[Start Exercise materials]

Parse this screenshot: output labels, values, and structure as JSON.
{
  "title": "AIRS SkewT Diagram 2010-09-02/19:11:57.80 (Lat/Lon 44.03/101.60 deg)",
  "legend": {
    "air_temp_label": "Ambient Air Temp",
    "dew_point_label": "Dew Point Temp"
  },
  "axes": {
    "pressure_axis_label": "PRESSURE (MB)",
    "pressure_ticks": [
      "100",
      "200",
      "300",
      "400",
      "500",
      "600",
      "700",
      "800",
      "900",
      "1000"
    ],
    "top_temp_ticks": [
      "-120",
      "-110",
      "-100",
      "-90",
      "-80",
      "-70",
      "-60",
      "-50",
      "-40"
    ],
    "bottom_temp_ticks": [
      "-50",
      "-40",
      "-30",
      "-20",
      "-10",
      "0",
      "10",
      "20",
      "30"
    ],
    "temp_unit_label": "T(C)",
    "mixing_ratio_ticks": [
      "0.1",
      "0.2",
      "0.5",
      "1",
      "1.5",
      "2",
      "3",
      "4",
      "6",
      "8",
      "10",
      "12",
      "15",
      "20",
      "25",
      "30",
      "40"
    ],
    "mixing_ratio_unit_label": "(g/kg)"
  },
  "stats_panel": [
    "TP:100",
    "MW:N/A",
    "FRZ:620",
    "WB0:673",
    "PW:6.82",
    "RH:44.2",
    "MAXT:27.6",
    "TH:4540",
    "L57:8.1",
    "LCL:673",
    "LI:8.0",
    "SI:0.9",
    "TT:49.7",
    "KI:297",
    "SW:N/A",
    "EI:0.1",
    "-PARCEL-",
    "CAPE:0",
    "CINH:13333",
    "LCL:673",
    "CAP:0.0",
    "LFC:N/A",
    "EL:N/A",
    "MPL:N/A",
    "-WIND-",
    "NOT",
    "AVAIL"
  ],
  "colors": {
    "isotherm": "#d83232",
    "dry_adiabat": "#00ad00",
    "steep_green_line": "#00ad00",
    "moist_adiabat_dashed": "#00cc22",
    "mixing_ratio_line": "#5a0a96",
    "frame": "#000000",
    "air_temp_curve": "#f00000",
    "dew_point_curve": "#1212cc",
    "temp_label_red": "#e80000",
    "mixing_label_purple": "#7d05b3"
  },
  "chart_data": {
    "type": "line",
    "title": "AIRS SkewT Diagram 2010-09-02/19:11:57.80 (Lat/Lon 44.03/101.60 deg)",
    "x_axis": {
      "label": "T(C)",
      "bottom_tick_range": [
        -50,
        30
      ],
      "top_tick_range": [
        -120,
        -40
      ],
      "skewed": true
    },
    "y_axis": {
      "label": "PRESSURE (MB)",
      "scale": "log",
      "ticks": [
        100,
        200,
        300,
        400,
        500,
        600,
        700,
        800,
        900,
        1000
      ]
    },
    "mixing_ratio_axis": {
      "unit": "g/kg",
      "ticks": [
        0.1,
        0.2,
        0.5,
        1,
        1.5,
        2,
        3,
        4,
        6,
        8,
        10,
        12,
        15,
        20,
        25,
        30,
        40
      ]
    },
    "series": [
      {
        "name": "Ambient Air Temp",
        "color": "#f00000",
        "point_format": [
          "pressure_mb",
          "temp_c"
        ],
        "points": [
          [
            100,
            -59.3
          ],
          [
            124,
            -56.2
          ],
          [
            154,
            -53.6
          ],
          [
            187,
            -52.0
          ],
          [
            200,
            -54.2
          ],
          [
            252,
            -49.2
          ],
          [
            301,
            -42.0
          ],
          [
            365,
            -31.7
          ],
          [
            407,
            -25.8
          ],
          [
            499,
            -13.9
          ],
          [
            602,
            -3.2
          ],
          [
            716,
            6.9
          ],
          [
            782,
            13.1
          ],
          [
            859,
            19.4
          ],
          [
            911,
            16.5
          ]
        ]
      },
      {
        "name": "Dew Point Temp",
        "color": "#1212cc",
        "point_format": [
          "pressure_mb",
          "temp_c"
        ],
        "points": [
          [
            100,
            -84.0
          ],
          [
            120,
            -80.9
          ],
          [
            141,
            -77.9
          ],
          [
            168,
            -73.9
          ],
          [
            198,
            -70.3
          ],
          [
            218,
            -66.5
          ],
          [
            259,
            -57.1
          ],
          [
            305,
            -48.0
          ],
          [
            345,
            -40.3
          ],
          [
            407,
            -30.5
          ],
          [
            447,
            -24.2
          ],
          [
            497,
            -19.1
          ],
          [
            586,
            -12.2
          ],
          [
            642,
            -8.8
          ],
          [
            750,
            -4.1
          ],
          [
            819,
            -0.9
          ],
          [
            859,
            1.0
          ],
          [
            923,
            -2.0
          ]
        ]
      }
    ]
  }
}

[End Exercise materials]

Your objective. Repeat each entry word for word.

Solution for this exercise.
Parse this screenshot: output labels, values, and structure as JSON.
{
  "title": "AIRS SkewT Diagram 2010-09-02/19:11:57.80 (Lat/Lon 44.03/101.60 deg)",
  "legend": {
    "air_temp_label": "Ambient Air Temp",
    "dew_point_label": "Dew Point Temp"
  },
  "axes": {
    "pressure_axis_label": "PRESSURE (MB)",
    "pressure_ticks": [
      "100",
      "200",
      "300",
      "400",
      "500",
      "600",
      "700",
      "800",
      "900",
      "1000"
    ],
    "top_temp_ticks": [
      "-120",
      "-110",
      "-100",
      "-90",
      "-80",
      "-70",
      "-60",
      "-50",
      "-40"
    ],
    "bottom_temp_ticks": [
      "-50",
      "-40",
      "-30",
      "-20",
      "-10",
      "0",
      "10",
      "20",
      "30"
    ],
    "temp_unit_label": "T(C)",
    "mixing_ratio_ticks": [
      "0.1",
      "0.2",
      "0.5",
      "1",
      "1.5",
      "2",
      "3",
      "4",
      "6",
      "8",
      "10",
      "12",
      "15",
      "20",
      "25",
      "30",
      "40"
    ],
    "mixing_ratio_unit_label": "(g/kg)"
  },
  "stats_panel": [
    "TP:100",
    "MW:N/A",
    "FRZ:620",
    "WB0:673",
    "PW:6.82",
    "RH:44.2",
    "MAXT:27.6",
    "TH:4540",
    "L57:8.1",
    "LCL:673",
    "LI:8.0",
    "SI:0.9",
    "TT:49.7",
    "KI:297",
    "SW:N/A",
    "EI:0.1",
    "-PARCEL-",
    "CAPE:0",
    "CINH:13333",
    "LCL:673",
    "CAP:0.0",
    "LFC:N/A",
    "EL:N/A",
    "MPL:N/A",
    "-WIND-",
    "NOT",
    "AVAIL"
  ],
  "colors": {
    "isotherm": "#d83232",
    "dry_adiabat": "#00ad00",
    "steep_green_line": "#00ad00",
    "moist_adiabat_dashed": "#00cc22",
    "mixing_ratio_line": "#5a0a96",
    "frame": "#000000",
    "air_temp_curve": "#f00000",
    "dew_point_curve": "#1212cc",
    "temp_label_red": "#e80000",
    "mixing_label_purple": "#7d05b3"
  },
  "chart_data": {
    "type": "line",
    "title": "AIRS SkewT Diagram 2010-09-02/19:11:57.80 (Lat/Lon 44.03/101.60 deg)",
    "x_axis": {
      "label": "T(C)",
      "bottom_tick_range": [
        -50,
        30
      ],
      "top_tick_range": [
        -120,
        -40
      ],
      "skewed": true
    },
    "y_axis": {
      "label": "PRESSURE (MB)",
      "scale": "log",
      "ticks": [
        100,
        200,
        300,
        400,
        500,
        600,
        700,
        800,
        900,
        1000
      ]
    },
    "mixing_ratio_axis": {
      "unit": "g/kg",
      "ticks": [
        0.1,
        0.2,
        0.5,
        1,
        1.5,
        2,
        3,
        4,
        6,
        8,
        10,
        12,
        15,
        20,
        25,
        30,
        40
      ]
    },
    "series": [
      {
        "name": "Ambient Air Temp",
        "color": "#f00000",
        "point_format": [
          "pressure_mb",
          "temp_c"
        ],
        "points": [
          [
            100,
            -59.3
          ],
          [
            124,
            -56.2
          ],
          [
            154,
            -53.6
          ],
          [
            187,
            -52.0
          ],
          [
            200,
            -54.2
          ],
          [
            252,
            -49.2
          ],
          [
            301,
            -42.0
          ],
          [
            365,
            -31.7
          ],
          [
            407,
            -25.8
          ],
          [
            499,
            -13.9
          ],
          [
            602,
            -3.2
          ],
          [
            716,
            6.9
          ],
          [
            782,
            13.1
          ],
          [
            859,
            19.4
          ],
          [
            911,
            16.5
          ]
        ]
      },
      {
        "name": "Dew Point Temp",
        "color": "#1212cc",
        "point_format": [
          "pressure_mb",
          "temp_c"
        ],
        "points": [
          [
            100,
            -84.0
          ],
          [
            120,
            -80.9
          ],
          [
            141,
            -77.9
          ],
          [
            168,
            -73.9
          ],
          [
            198,
            -70.3
          ],
          [
            218,
            -66.5
          ],
          [
            259,
            -57.1
          ],
          [
            305,
            -48.0
          ],
          [
            345,
            -40.3
          ],
          [
            407,
            -30.5
          ],
          [
            447,
            -24.2
          ],
          [
            497,
            -19.1
          ],
          [
            586,
            -12.2
          ],
          [
            642,
            -8.8
          ],
          [
            750,
            -4.1
          ],
          [
            819,
            -0.9
          ],
          [
            859,
            1.0
          ],
          [
            923,
            -2.0
          ]
        ]
      }
    ]
  }
}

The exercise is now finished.